TASK BRIEF
From the entries below, tally how many lines contain "signal" and report only that figure.

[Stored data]
[start]
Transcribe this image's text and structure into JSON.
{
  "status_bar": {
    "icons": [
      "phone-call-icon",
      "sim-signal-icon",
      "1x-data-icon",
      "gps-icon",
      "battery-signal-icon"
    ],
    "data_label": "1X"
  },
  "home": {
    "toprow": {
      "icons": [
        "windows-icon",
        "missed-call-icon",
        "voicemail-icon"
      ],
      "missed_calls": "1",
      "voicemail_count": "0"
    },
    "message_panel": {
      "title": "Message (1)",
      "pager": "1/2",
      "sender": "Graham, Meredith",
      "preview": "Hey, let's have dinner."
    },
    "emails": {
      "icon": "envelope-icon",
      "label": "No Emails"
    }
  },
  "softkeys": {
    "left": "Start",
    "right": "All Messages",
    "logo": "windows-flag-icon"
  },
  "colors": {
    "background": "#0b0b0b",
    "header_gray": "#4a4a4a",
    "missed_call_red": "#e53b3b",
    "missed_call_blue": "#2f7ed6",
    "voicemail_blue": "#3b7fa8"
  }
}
[end]
CORRECT RESPONSE
2